» SOURCE MATERIAL
__________________________________________________

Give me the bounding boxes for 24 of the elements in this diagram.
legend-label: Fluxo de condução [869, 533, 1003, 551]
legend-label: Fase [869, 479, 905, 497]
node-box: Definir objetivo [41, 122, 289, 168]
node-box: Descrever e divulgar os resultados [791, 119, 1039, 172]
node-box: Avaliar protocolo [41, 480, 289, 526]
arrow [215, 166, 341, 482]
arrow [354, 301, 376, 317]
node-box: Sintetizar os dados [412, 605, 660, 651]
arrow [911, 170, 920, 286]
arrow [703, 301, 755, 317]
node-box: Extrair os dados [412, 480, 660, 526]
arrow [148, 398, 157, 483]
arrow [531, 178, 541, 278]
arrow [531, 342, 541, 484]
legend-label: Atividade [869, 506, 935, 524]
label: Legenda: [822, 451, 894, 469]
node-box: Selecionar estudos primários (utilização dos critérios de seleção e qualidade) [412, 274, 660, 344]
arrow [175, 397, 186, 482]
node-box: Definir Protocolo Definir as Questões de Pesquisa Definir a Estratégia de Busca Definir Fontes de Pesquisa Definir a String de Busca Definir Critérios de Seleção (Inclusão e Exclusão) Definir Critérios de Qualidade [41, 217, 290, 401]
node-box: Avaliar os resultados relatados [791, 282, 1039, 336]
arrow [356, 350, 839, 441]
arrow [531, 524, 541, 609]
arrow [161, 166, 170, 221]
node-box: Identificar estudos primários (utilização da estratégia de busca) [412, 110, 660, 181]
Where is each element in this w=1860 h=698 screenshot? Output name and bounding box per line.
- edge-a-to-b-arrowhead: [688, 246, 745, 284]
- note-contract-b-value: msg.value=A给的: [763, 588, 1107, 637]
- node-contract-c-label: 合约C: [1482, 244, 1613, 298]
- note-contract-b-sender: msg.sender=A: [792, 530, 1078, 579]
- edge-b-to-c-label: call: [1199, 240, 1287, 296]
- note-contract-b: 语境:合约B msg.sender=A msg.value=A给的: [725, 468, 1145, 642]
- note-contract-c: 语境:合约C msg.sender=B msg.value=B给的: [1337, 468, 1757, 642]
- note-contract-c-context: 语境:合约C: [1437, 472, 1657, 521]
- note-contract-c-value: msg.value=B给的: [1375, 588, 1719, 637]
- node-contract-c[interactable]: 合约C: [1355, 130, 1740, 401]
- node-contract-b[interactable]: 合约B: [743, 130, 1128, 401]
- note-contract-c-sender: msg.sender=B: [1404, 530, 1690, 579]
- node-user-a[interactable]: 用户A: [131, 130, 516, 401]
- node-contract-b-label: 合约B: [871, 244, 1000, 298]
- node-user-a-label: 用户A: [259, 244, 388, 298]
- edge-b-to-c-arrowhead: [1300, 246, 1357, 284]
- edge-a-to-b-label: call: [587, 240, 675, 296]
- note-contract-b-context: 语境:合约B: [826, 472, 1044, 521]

__________________________________________________

» EXERCISE TASK
Reproduce every line of the records above word for word, in the same order.

» WRITTEN SOLUTION
Give me the bounding boxes for 24 of the elements in this diagram.
legend-label: Fluxo de condução [869, 533, 1003, 551]
legend-label: Fase [869, 479, 905, 497]
node-box: Definir objetivo [41, 122, 289, 168]
node-box: Descrever e divulgar os resultados [791, 119, 1039, 172]
node-box: Avaliar protocolo [41, 480, 289, 526]
arrow [215, 166, 341, 482]
arrow [354, 301, 376, 317]
node-box: Sintetizar os dados [412, 605, 660, 651]
arrow [911, 170, 920, 286]
arrow [703, 301, 755, 317]
node-box: Extrair os dados [412, 480, 660, 526]
arrow [148, 398, 157, 483]
arrow [531, 178, 541, 278]
arrow [531, 342, 541, 484]
legend-label: Atividade [869, 506, 935, 524]
label: Legenda: [822, 451, 894, 469]
node-box: Selecionar estudos primários (utilização dos critérios de seleção e qualidade) [412, 274, 660, 344]
arrow [175, 397, 186, 482]
node-box: Definir Protocolo Definir as Questões de Pesquisa Definir a Estratégia de Busca Definir Fontes de Pesquisa Definir a String de Busca Definir Critérios de Seleção (Inclusão e Exclusão) Definir Critérios de Qualidade [41, 217, 290, 401]
node-box: Avaliar os resultados relatados [791, 282, 1039, 336]
arrow [356, 350, 839, 441]
arrow [531, 524, 541, 609]
arrow [161, 166, 170, 221]
node-box: Identificar estudos primários (utilização da estratégia de busca) [412, 110, 660, 181]
Where is each element in this w=1860 h=698 screenshot? Output name and bounding box per line.
- edge-a-to-b-arrowhead: [688, 246, 745, 284]
- note-contract-b-value: msg.value=A给的: [763, 588, 1107, 637]
- node-contract-c-label: 合约C: [1482, 244, 1613, 298]
- note-contract-b-sender: msg.sender=A: [792, 530, 1078, 579]
- edge-b-to-c-label: call: [1199, 240, 1287, 296]
- note-contract-b: 语境:合约B msg.sender=A msg.value=A给的: [725, 468, 1145, 642]
- note-contract-c: 语境:合约C msg.sender=B msg.value=B给的: [1337, 468, 1757, 642]
- note-contract-c-context: 语境:合约C: [1437, 472, 1657, 521]
- note-contract-c-value: msg.value=B给的: [1375, 588, 1719, 637]
- node-contract-c[interactable]: 合约C: [1355, 130, 1740, 401]
- node-contract-b[interactable]: 合约B: [743, 130, 1128, 401]
- note-contract-c-sender: msg.sender=B: [1404, 530, 1690, 579]
- node-user-a[interactable]: 用户A: [131, 130, 516, 401]
- node-contract-b-label: 合约B: [871, 244, 1000, 298]
- node-user-a-label: 用户A: [259, 244, 388, 298]
- edge-b-to-c-arrowhead: [1300, 246, 1357, 284]
- edge-a-to-b-label: call: [587, 240, 675, 296]
- note-contract-b-context: 语境:合约B: [826, 472, 1044, 521]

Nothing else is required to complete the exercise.